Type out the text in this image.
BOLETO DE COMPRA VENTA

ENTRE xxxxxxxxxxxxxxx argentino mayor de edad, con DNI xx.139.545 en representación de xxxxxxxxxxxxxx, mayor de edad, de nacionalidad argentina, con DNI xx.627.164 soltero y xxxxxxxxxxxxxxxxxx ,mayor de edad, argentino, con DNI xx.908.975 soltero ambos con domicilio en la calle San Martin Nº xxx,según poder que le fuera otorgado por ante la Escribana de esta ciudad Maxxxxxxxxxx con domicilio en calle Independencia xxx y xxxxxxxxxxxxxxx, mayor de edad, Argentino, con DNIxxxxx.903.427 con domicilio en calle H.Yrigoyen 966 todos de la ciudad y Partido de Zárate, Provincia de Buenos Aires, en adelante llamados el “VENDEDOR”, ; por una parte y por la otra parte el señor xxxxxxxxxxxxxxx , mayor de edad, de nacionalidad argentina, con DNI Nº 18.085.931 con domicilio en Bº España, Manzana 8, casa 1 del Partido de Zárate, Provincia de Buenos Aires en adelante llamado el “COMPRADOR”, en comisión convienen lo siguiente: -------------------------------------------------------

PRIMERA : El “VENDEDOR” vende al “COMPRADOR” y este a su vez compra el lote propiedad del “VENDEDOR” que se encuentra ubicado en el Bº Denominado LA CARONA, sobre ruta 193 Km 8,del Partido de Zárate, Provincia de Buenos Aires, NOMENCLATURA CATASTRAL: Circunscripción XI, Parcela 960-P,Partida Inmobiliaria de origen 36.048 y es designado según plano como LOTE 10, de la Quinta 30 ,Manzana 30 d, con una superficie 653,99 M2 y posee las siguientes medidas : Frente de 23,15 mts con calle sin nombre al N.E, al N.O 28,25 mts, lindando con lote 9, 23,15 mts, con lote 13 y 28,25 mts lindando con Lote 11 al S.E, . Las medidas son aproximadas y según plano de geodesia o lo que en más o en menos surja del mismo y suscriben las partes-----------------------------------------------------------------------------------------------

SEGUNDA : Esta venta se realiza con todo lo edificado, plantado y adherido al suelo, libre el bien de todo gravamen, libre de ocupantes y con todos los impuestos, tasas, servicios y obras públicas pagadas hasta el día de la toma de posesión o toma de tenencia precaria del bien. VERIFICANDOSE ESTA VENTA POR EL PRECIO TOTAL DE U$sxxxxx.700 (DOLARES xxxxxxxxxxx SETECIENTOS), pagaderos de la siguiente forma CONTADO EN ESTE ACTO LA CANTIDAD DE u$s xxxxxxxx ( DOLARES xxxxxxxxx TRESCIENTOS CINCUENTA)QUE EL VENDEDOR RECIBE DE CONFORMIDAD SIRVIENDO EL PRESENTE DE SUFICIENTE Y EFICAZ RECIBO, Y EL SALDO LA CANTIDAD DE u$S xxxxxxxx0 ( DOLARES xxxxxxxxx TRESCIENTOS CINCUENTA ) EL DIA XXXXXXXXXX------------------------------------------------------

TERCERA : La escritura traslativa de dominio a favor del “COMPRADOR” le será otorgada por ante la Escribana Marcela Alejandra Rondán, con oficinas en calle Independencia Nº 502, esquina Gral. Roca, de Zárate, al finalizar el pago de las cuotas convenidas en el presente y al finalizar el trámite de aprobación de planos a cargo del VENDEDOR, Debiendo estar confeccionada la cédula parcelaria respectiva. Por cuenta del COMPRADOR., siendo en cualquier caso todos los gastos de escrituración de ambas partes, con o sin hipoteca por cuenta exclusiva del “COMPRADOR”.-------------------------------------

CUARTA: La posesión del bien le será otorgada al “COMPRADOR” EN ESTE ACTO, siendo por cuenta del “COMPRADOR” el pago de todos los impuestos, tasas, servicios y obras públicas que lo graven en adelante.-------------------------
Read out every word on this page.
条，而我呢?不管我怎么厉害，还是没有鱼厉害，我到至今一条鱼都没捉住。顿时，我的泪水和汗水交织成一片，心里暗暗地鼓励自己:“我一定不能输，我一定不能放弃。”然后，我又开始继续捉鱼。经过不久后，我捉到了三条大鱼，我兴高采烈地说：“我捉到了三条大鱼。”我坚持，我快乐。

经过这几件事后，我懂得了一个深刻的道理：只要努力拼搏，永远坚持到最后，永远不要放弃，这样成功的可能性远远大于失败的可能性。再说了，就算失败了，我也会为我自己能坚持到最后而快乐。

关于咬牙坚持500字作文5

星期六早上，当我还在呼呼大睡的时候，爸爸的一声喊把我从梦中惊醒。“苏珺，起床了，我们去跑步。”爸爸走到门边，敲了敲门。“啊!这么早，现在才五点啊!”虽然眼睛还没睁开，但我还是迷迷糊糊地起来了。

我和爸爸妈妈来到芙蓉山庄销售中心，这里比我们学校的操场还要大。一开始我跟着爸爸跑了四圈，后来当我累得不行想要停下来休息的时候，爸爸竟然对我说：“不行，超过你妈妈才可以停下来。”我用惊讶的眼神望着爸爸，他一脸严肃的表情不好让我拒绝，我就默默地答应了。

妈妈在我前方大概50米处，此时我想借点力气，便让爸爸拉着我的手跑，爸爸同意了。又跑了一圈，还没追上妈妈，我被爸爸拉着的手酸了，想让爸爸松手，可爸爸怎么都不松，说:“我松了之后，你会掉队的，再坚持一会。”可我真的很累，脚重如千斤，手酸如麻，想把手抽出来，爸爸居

◆ Directions ◆
Identify the lines of the entries containing the string "VENTA". Copy each such line.

◆ Response to this task ◆
BOLETO DE COMPRA VENTA
SEGUNDA : Esta venta se realiza con todo lo edificado, plantado y adherido al suelo, libre el bien de todo gravamen, libre de ocupantes y con todos los impuestos, tasas, servicios y obras públicas pagadas hasta el día de la toma de posesión o toma de tenencia precaria del bien. VERIFICANDOSE ESTA VENTA POR EL PRECIO TOTAL DE U$sxxxxx.700 (DOLARES xxxxxxxxxxx SETECIENTOS), pagaderos de la siguiente forma CONTADO EN ESTE ACTO LA CANTIDAD DE u$s xxxxxxxx ( DOLARES xxxxxxxxx TRESCIENTOS CINCUENTA)QUE EL VENDEDOR RECIBE DE CONFORMIDAD SIRVIENDO EL PRESENTE DE SUFICIENTE Y EFICAZ RECIBO, Y EL SALDO LA CANTIDAD DE u$S xxxxxxxx0 ( DOLARES xxxxxxxxx TRESCIENTOS CINCUENTA ) EL DIA XXXXXXXXXX------------------------------------------------------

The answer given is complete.